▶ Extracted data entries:
===
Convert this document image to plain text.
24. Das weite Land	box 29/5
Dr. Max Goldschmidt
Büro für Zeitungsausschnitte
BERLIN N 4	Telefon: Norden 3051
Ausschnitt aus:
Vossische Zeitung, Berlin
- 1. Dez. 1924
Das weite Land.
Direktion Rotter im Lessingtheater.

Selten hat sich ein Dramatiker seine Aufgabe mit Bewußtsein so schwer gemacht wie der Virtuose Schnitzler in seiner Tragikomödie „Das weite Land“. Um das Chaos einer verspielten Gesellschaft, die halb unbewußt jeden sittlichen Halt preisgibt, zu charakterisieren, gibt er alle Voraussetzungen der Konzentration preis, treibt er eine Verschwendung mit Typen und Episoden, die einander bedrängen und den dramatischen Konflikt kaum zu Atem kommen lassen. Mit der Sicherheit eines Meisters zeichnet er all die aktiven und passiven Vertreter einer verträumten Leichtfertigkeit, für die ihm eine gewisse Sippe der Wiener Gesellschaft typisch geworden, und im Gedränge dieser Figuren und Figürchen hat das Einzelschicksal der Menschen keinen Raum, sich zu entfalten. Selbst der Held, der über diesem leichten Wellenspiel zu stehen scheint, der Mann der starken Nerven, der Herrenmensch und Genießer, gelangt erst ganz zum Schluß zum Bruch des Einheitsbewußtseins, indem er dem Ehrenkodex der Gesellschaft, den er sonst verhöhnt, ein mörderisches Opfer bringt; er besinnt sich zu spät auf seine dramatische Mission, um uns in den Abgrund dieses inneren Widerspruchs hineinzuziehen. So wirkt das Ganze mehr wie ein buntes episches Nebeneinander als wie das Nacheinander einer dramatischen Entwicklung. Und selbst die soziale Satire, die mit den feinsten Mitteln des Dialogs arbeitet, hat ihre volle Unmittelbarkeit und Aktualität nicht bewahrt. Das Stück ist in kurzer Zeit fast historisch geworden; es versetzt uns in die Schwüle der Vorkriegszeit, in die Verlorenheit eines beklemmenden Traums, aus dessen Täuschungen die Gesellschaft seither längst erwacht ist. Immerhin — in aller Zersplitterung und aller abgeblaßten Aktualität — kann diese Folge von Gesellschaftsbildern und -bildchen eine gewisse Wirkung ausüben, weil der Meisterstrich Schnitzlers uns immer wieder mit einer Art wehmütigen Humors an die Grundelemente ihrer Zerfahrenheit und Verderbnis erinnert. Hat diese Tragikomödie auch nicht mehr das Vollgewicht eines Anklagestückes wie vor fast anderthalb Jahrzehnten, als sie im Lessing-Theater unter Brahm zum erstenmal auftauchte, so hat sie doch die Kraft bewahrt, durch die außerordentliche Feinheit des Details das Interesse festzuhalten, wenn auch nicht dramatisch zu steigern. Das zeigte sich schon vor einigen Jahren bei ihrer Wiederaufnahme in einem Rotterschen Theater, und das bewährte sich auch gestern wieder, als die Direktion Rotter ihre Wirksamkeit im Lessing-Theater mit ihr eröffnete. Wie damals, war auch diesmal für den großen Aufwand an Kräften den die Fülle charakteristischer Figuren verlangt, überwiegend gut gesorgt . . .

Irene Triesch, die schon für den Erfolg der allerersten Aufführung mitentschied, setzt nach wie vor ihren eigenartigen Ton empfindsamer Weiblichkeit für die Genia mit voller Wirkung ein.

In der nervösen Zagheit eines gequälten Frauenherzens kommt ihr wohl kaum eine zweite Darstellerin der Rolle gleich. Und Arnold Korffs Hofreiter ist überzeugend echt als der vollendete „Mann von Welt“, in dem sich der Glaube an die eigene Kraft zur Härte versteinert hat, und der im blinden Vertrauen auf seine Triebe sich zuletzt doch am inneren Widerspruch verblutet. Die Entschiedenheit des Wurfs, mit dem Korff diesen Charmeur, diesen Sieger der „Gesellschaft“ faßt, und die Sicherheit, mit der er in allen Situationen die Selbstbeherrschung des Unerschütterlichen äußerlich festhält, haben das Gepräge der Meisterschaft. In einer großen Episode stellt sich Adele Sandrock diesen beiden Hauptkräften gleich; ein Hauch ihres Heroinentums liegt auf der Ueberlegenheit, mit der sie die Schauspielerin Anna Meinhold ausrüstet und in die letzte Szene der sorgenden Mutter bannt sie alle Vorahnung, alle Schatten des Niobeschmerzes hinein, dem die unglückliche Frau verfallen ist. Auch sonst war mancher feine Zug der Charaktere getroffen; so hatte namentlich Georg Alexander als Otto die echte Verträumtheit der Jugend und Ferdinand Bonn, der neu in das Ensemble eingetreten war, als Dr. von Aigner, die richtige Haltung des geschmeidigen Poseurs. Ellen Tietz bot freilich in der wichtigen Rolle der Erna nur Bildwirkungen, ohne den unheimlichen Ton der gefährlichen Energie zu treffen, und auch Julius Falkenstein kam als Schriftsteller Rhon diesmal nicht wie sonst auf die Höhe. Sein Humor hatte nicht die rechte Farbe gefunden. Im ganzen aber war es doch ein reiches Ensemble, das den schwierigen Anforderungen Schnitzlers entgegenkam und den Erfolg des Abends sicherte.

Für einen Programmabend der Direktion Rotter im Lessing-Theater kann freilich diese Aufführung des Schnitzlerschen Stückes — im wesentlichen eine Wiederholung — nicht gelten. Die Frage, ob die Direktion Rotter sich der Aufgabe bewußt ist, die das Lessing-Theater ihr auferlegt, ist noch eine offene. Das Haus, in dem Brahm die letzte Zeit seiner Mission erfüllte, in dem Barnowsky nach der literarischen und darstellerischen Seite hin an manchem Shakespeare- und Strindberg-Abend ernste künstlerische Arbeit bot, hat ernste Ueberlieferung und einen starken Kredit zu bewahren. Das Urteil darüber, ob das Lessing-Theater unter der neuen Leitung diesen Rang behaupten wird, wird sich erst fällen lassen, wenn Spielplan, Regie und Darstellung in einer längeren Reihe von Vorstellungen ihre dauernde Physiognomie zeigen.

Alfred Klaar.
===
▶ Directive: Recite the full listing above exactly.

▶ Result:
Convert this document image to plain text.
24. Das weite Land	box 29/5
Dr. Max Goldschmidt
Büro für Zeitungsausschnitte
BERLIN N 4	Telefon: Norden 3051
Ausschnitt aus:
Vossische Zeitung, Berlin
- 1. Dez. 1924
Das weite Land.
Direktion Rotter im Lessingtheater.

Selten hat sich ein Dramatiker seine Aufgabe mit Bewußtsein so schwer gemacht wie der Virtuose Schnitzler in seiner Tragikomödie „Das weite Land“. Um das Chaos einer verspielten Gesellschaft, die halb unbewußt jeden sittlichen Halt preisgibt, zu charakterisieren, gibt er alle Voraussetzungen der Konzentration preis, treibt er eine Verschwendung mit Typen und Episoden, die einander bedrängen und den dramatischen Konflikt kaum zu Atem kommen lassen. Mit der Sicherheit eines Meisters zeichnet er all die aktiven und passiven Vertreter einer verträumten Leichtfertigkeit, für die ihm eine gewisse Sippe der Wiener Gesellschaft typisch geworden, und im Gedränge dieser Figuren und Figürchen hat das Einzelschicksal der Menschen keinen Raum, sich zu entfalten. Selbst der Held, der über diesem leichten Wellenspiel zu stehen scheint, der Mann der starken Nerven, der Herrenmensch und Genießer, gelangt erst ganz zum Schluß zum Bruch des Einheitsbewußtseins, indem er dem Ehrenkodex der Gesellschaft, den er sonst verhöhnt, ein mörderisches Opfer bringt; er besinnt sich zu spät auf seine dramatische Mission, um uns in den Abgrund dieses inneren Widerspruchs hineinzuziehen. So wirkt das Ganze mehr wie ein buntes episches Nebeneinander als wie das Nacheinander einer dramatischen Entwicklung. Und selbst die soziale Satire, die mit den feinsten Mitteln des Dialogs arbeitet, hat ihre volle Unmittelbarkeit und Aktualität nicht bewahrt. Das Stück ist in kurzer Zeit fast historisch geworden; es versetzt uns in die Schwüle der Vorkriegszeit, in die Verlorenheit eines beklemmenden Traums, aus dessen Täuschungen die Gesellschaft seither längst erwacht ist. Immerhin — in aller Zersplitterung und aller abgeblaßten Aktualität — kann diese Folge von Gesellschaftsbildern und -bildchen eine gewisse Wirkung ausüben, weil der Meisterstrich Schnitzlers uns immer wieder mit einer Art wehmütigen Humors an die Grundelemente ihrer Zerfahrenheit und Verderbnis erinnert. Hat diese Tragikomödie auch nicht mehr das Vollgewicht eines Anklagestückes wie vor fast anderthalb Jahrzehnten, als sie im Lessing-Theater unter Brahm zum erstenmal auftauchte, so hat sie doch die Kraft bewahrt, durch die außerordentliche Feinheit des Details das Interesse festzuhalten, wenn auch nicht dramatisch zu steigern. Das zeigte sich schon vor einigen Jahren bei ihrer Wiederaufnahme in einem Rotterschen Theater, und das bewährte sich auch gestern wieder, als die Direktion Rotter ihre Wirksamkeit im Lessing-Theater mit ihr eröffnete. Wie damals, war auch diesmal für den großen Aufwand an Kräften den die Fülle charakteristischer Figuren verlangt, überwiegend gut gesorgt . . .

Irene Triesch, die schon für den Erfolg der allerersten Aufführung mitentschied, setzt nach wie vor ihren eigenartigen Ton empfindsamer Weiblichkeit für die Genia mit voller Wirkung ein.

In der nervösen Zagheit eines gequälten Frauenherzens kommt ihr wohl kaum eine zweite Darstellerin der Rolle gleich. Und Arnold Korffs Hofreiter ist überzeugend echt als der vollendete „Mann von Welt“, in dem sich der Glaube an die eigene Kraft zur Härte versteinert hat, und der im blinden Vertrauen auf seine Triebe sich zuletzt doch am inneren Widerspruch verblutet. Die Entschiedenheit des Wurfs, mit dem Korff diesen Charmeur, diesen Sieger der „Gesellschaft“ faßt, und die Sicherheit, mit der er in allen Situationen die Selbstbeherrschung des Unerschütterlichen äußerlich festhält, haben das Gepräge der Meisterschaft. In einer großen Episode stellt sich Adele Sandrock diesen beiden Hauptkräften gleich; ein Hauch ihres Heroinentums liegt auf der Ueberlegenheit, mit der sie die Schauspielerin Anna Meinhold ausrüstet und in die letzte Szene der sorgenden Mutter bannt sie alle Vorahnung, alle Schatten des Niobeschmerzes hinein, dem die unglückliche Frau verfallen ist. Auch sonst war mancher feine Zug der Charaktere getroffen; so hatte namentlich Georg Alexander als Otto die echte Verträumtheit der Jugend und Ferdinand Bonn, der neu in das Ensemble eingetreten war, als Dr. von Aigner, die richtige Haltung des geschmeidigen Poseurs. Ellen Tietz bot freilich in der wichtigen Rolle der Erna nur Bildwirkungen, ohne den unheimlichen Ton der gefährlichen Energie zu treffen, und auch Julius Falkenstein kam als Schriftsteller Rhon diesmal nicht wie sonst auf die Höhe. Sein Humor hatte nicht die rechte Farbe gefunden. Im ganzen aber war es doch ein reiches Ensemble, das den schwierigen Anforderungen Schnitzlers entgegenkam und den Erfolg des Abends sicherte.

Für einen Programmabend der Direktion Rotter im Lessing-Theater kann freilich diese Aufführung des Schnitzlerschen Stückes — im wesentlichen eine Wiederholung — nicht gelten. Die Frage, ob die Direktion Rotter sich der Aufgabe bewußt ist, die das Lessing-Theater ihr auferlegt, ist noch eine offene. Das Haus, in dem Brahm die letzte Zeit seiner Mission erfüllte, in dem Barnowsky nach der literarischen und darstellerischen Seite hin an manchem Shakespeare- und Strindberg-Abend ernste künstlerische Arbeit bot, hat ernste Ueberlieferung und einen starken Kredit zu bewahren. Das Urteil darüber, ob das Lessing-Theater unter der neuen Leitung diesen Rang behaupten wird, wird sich erst fällen lassen, wenn Spielplan, Regie und Darstellung in einer längeren Reihe von Vorstellungen ihre dauernde Physiognomie zeigen.

Alfred Klaar.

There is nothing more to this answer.